» Instructions to follow:
Repeat each entry as written, dropping any picture you find.
--
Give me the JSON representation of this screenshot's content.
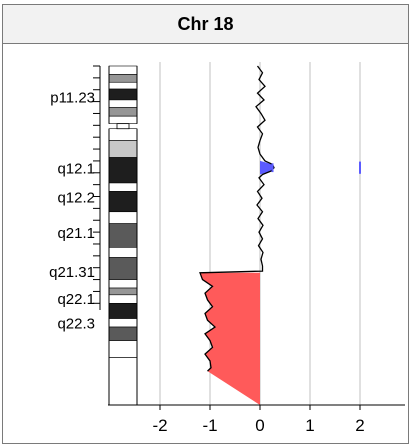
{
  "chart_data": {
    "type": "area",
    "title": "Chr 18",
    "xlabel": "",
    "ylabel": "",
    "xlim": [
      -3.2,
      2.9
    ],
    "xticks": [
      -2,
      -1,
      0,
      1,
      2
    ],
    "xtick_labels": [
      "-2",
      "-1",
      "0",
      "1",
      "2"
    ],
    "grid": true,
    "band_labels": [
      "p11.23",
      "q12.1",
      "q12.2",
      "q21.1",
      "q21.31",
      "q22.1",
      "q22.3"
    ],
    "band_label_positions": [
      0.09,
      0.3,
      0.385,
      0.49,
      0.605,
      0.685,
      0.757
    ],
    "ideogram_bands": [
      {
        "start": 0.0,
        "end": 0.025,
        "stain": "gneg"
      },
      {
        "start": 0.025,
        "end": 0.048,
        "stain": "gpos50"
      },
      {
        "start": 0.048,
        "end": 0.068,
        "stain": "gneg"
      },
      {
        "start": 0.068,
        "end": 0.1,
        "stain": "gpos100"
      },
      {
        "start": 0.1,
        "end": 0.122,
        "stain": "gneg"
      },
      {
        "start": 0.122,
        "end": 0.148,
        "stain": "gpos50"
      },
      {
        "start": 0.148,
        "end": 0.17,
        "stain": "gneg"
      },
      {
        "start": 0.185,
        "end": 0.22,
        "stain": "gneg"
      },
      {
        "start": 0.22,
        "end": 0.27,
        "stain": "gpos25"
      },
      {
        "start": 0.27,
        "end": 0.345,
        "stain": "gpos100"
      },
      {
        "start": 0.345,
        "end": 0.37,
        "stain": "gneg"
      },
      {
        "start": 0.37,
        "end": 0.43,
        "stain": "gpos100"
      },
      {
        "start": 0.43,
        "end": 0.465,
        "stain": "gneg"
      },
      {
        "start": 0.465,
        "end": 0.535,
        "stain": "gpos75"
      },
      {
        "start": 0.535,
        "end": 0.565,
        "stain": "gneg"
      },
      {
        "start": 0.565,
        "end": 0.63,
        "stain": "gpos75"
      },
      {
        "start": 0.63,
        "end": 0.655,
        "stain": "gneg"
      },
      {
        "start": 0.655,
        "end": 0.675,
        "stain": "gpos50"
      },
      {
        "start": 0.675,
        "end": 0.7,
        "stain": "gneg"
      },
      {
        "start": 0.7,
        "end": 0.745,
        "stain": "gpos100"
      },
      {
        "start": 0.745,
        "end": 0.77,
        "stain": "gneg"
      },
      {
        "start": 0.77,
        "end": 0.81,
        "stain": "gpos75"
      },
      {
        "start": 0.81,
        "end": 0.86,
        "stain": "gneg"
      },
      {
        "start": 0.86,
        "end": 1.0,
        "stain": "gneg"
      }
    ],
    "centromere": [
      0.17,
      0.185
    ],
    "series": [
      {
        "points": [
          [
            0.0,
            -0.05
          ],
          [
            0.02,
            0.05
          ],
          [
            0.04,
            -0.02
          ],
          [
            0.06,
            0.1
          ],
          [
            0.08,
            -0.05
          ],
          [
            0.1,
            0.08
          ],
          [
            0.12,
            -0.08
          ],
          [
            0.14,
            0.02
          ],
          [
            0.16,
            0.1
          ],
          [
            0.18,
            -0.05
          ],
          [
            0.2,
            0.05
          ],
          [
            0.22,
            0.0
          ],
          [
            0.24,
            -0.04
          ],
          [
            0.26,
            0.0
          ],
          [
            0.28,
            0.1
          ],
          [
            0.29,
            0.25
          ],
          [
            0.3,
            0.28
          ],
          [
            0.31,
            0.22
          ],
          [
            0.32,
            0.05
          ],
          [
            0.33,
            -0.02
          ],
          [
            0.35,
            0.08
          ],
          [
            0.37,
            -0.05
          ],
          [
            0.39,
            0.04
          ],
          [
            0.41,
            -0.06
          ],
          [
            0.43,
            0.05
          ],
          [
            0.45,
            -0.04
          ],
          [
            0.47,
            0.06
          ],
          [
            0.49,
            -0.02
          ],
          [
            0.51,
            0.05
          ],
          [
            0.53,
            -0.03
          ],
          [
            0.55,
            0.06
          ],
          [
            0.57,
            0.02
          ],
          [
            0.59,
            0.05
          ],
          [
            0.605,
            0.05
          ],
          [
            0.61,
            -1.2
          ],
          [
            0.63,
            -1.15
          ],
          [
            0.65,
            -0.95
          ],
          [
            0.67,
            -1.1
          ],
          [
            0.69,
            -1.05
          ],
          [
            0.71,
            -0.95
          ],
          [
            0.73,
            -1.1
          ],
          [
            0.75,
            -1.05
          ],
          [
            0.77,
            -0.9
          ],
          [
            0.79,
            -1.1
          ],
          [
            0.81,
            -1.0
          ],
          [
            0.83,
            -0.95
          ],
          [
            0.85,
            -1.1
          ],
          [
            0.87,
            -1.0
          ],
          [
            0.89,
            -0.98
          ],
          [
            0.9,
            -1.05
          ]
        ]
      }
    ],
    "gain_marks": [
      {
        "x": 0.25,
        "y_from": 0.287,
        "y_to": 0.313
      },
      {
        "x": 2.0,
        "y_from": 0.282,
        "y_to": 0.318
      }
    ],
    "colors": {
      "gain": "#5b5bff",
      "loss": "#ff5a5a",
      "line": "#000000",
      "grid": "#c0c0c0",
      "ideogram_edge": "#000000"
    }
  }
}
--
» Final result:
Give me the JSON representation of this screenshot's content.
{
  "chart_data": {
    "type": "area",
    "title": "Chr 18",
    "xlabel": "",
    "ylabel": "",
    "xlim": [
      -3.2,
      2.9
    ],
    "xticks": [
      -2,
      -1,
      0,
      1,
      2
    ],
    "xtick_labels": [
      "-2",
      "-1",
      "0",
      "1",
      "2"
    ],
    "grid": true,
    "band_labels": [
      "p11.23",
      "q12.1",
      "q12.2",
      "q21.1",
      "q21.31",
      "q22.1",
      "q22.3"
    ],
    "band_label_positions": [
      0.09,
      0.3,
      0.385,
      0.49,
      0.605,
      0.685,
      0.757
    ],
    "ideogram_bands": [
      {
        "start": 0.0,
        "end": 0.025,
        "stain": "gneg"
      },
      {
        "start": 0.025,
        "end": 0.048,
        "stain": "gpos50"
      },
      {
        "start": 0.048,
        "end": 0.068,
        "stain": "gneg"
      },
      {
        "start": 0.068,
        "end": 0.1,
        "stain": "gpos100"
      },
      {
        "start": 0.1,
        "end": 0.122,
        "stain": "gneg"
      },
      {
        "start": 0.122,
        "end": 0.148,
        "stain": "gpos50"
      },
      {
        "start": 0.148,
        "end": 0.17,
        "stain": "gneg"
      },
      {
        "start": 0.185,
        "end": 0.22,
        "stain": "gneg"
      },
      {
        "start": 0.22,
        "end": 0.27,
        "stain": "gpos25"
      },
      {
        "start": 0.27,
        "end": 0.345,
        "stain": "gpos100"
      },
      {
        "start": 0.345,
        "end": 0.37,
        "stain": "gneg"
      },
      {
        "start": 0.37,
        "end": 0.43,
        "stain": "gpos100"
      },
      {
        "start": 0.43,
        "end": 0.465,
        "stain": "gneg"
      },
      {
        "start": 0.465,
        "end": 0.535,
        "stain": "gpos75"
      },
      {
        "start": 0.535,
        "end": 0.565,
        "stain": "gneg"
      },
      {
        "start": 0.565,
        "end": 0.63,
        "stain": "gpos75"
      },
      {
        "start": 0.63,
        "end": 0.655,
        "stain": "gneg"
      },
      {
        "start": 0.655,
        "end": 0.675,
        "stain": "gpos50"
      },
      {
        "start": 0.675,
        "end": 0.7,
        "stain": "gneg"
      },
      {
        "start": 0.7,
        "end": 0.745,
        "stain": "gpos100"
      },
      {
        "start": 0.745,
        "end": 0.77,
        "stain": "gneg"
      },
      {
        "start": 0.77,
        "end": 0.81,
        "stain": "gpos75"
      },
      {
        "start": 0.81,
        "end": 0.86,
        "stain": "gneg"
      },
      {
        "start": 0.86,
        "end": 1.0,
        "stain": "gneg"
      }
    ],
    "centromere": [
      0.17,
      0.185
    ],
    "series": [
      {
        "points": [
          [
            0.0,
            -0.05
          ],
          [
            0.02,
            0.05
          ],
          [
            0.04,
            -0.02
          ],
          [
            0.06,
            0.1
          ],
          [
            0.08,
            -0.05
          ],
          [
            0.1,
            0.08
          ],
          [
            0.12,
            -0.08
          ],
          [
            0.14,
            0.02
          ],
          [
            0.16,
            0.1
          ],
          [
            0.18,
            -0.05
          ],
          [
            0.2,
            0.05
          ],
          [
            0.22,
            0.0
          ],
          [
            0.24,
            -0.04
          ],
          [
            0.26,
            0.0
          ],
          [
            0.28,
            0.1
          ],
          [
            0.29,
            0.25
          ],
          [
            0.3,
            0.28
          ],
          [
            0.31,
            0.22
          ],
          [
            0.32,
            0.05
          ],
          [
            0.33,
            -0.02
          ],
          [
            0.35,
            0.08
          ],
          [
            0.37,
            -0.05
          ],
          [
            0.39,
            0.04
          ],
          [
            0.41,
            -0.06
          ],
          [
            0.43,
            0.05
          ],
          [
            0.45,
            -0.04
          ],
          [
            0.47,
            0.06
          ],
          [
            0.49,
            -0.02
          ],
          [
            0.51,
            0.05
          ],
          [
            0.53,
            -0.03
          ],
          [
            0.55,
            0.06
          ],
          [
            0.57,
            0.02
          ],
          [
            0.59,
            0.05
          ],
          [
            0.605,
            0.05
          ],
          [
            0.61,
            -1.2
          ],
          [
            0.63,
            -1.15
          ],
          [
            0.65,
            -0.95
          ],
          [
            0.67,
            -1.1
          ],
          [
            0.69,
            -1.05
          ],
          [
            0.71,
            -0.95
          ],
          [
            0.73,
            -1.1
          ],
          [
            0.75,
            -1.05
          ],
          [
            0.77,
            -0.9
          ],
          [
            0.79,
            -1.1
          ],
          [
            0.81,
            -1.0
          ],
          [
            0.83,
            -0.95
          ],
          [
            0.85,
            -1.1
          ],
          [
            0.87,
            -1.0
          ],
          [
            0.89,
            -0.98
          ],
          [
            0.9,
            -1.05
          ]
        ]
      }
    ],
    "gain_marks": [
      {
        "x": 0.25,
        "y_from": 0.287,
        "y_to": 0.313
      },
      {
        "x": 2.0,
        "y_from": 0.282,
        "y_to": 0.318
      }
    ],
    "colors": {
      "gain": "#5b5bff",
      "loss": "#ff5a5a",
      "line": "#000000",
      "grid": "#c0c0c0",
      "ideogram_edge": "#000000"
    }
  }
}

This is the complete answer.